* START EXERCISE INPUTS *
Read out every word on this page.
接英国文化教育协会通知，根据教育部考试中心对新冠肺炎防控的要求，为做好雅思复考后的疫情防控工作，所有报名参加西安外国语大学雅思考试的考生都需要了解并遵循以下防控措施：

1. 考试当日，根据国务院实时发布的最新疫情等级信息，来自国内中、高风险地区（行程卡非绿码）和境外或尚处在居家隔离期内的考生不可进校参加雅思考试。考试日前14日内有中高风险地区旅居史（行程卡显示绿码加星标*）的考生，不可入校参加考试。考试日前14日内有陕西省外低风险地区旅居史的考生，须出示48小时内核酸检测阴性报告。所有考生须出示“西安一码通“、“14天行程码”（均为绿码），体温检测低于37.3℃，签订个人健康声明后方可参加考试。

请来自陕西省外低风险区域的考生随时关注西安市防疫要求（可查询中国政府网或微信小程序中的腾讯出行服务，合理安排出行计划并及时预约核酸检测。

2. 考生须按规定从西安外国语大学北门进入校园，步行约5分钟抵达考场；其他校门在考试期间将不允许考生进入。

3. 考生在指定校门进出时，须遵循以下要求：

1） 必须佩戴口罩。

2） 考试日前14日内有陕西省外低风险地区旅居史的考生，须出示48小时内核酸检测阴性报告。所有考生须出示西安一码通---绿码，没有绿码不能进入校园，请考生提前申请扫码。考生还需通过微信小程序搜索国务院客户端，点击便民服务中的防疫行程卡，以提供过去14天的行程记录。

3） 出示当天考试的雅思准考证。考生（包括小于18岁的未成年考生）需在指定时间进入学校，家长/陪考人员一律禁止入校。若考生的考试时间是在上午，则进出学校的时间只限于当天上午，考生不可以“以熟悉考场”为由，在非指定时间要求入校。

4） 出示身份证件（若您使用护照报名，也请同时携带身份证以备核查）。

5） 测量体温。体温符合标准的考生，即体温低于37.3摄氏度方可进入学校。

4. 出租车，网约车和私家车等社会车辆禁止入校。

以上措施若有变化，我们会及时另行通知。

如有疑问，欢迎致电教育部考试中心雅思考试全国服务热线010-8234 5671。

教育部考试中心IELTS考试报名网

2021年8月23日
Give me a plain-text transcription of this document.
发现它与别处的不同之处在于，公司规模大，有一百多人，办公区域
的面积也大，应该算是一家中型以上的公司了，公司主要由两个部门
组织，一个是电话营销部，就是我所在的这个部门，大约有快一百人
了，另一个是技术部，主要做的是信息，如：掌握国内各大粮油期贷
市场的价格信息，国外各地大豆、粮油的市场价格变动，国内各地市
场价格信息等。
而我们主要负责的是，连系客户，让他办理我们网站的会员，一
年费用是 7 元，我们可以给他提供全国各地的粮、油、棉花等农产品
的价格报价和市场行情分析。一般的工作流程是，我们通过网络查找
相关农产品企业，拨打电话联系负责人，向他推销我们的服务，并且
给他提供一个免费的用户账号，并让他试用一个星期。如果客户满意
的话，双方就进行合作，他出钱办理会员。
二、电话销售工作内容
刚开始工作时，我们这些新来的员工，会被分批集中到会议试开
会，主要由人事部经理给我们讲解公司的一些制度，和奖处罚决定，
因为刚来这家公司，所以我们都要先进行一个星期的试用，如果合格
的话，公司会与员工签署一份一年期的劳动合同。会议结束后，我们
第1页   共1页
* END EXERCISE INPUTS *
▶ _EXERCISE GOAL_: Using the material above, print every entry exactly as written.

▶ _RESULT FOR THIS EXERCISE_:
Read out every word on this page.
接英国文化教育协会通知，根据教育部考试中心对新冠肺炎防控的要求，为做好雅思复考后的疫情防控工作，所有报名参加西安外国语大学雅思考试的考生都需要了解并遵循以下防控措施：

1. 考试当日，根据国务院实时发布的最新疫情等级信息，来自国内中、高风险地区（行程卡非绿码）和境外或尚处在居家隔离期内的考生不可进校参加雅思考试。考试日前14日内有中高风险地区旅居史（行程卡显示绿码加星标*）的考生，不可入校参加考试。考试日前14日内有陕西省外低风险地区旅居史的考生，须出示48小时内核酸检测阴性报告。所有考生须出示“西安一码通“、“14天行程码”（均为绿码），体温检测低于37.3℃，签订个人健康声明后方可参加考试。

请来自陕西省外低风险区域的考生随时关注西安市防疫要求（可查询中国政府网或微信小程序中的腾讯出行服务，合理安排出行计划并及时预约核酸检测。

2. 考生须按规定从西安外国语大学北门进入校园，步行约5分钟抵达考场；其他校门在考试期间将不允许考生进入。

3. 考生在指定校门进出时，须遵循以下要求：

1） 必须佩戴口罩。

2） 考试日前14日内有陕西省外低风险地区旅居史的考生，须出示48小时内核酸检测阴性报告。所有考生须出示西安一码通---绿码，没有绿码不能进入校园，请考生提前申请扫码。考生还需通过微信小程序搜索国务院客户端，点击便民服务中的防疫行程卡，以提供过去14天的行程记录。

3） 出示当天考试的雅思准考证。考生（包括小于18岁的未成年考生）需在指定时间进入学校，家长/陪考人员一律禁止入校。若考生的考试时间是在上午，则进出学校的时间只限于当天上午，考生不可以“以熟悉考场”为由，在非指定时间要求入校。

4） 出示身份证件（若您使用护照报名，也请同时携带身份证以备核查）。

5） 测量体温。体温符合标准的考生，即体温低于37.3摄氏度方可进入学校。

4. 出租车，网约车和私家车等社会车辆禁止入校。

以上措施若有变化，我们会及时另行通知。

如有疑问，欢迎致电教育部考试中心雅思考试全国服务热线010-8234 5671。

教育部考试中心IELTS考试报名网

2021年8月23日
Give me a plain-text transcription of this document.
发现它与别处的不同之处在于，公司规模大，有一百多人，办公区域
的面积也大，应该算是一家中型以上的公司了，公司主要由两个部门
组织，一个是电话营销部，就是我所在的这个部门，大约有快一百人
了，另一个是技术部，主要做的是信息，如：掌握国内各大粮油期贷
市场的价格信息，国外各地大豆、粮油的市场价格变动，国内各地市
场价格信息等。
而我们主要负责的是，连系客户，让他办理我们网站的会员，一
年费用是 7 元，我们可以给他提供全国各地的粮、油、棉花等农产品
的价格报价和市场行情分析。一般的工作流程是，我们通过网络查找
相关农产品企业，拨打电话联系负责人，向他推销我们的服务，并且
给他提供一个免费的用户账号，并让他试用一个星期。如果客户满意
的话，双方就进行合作，他出钱办理会员。
二、电话销售工作内容
刚开始工作时，我们这些新来的员工，会被分批集中到会议试开
会，主要由人事部经理给我们讲解公司的一些制度，和奖处罚决定，
因为刚来这家公司，所以我们都要先进行一个星期的试用，如果合格
的话，公司会与员工签署一份一年期的劳动合同。会议结束后，我们
第1页   共1页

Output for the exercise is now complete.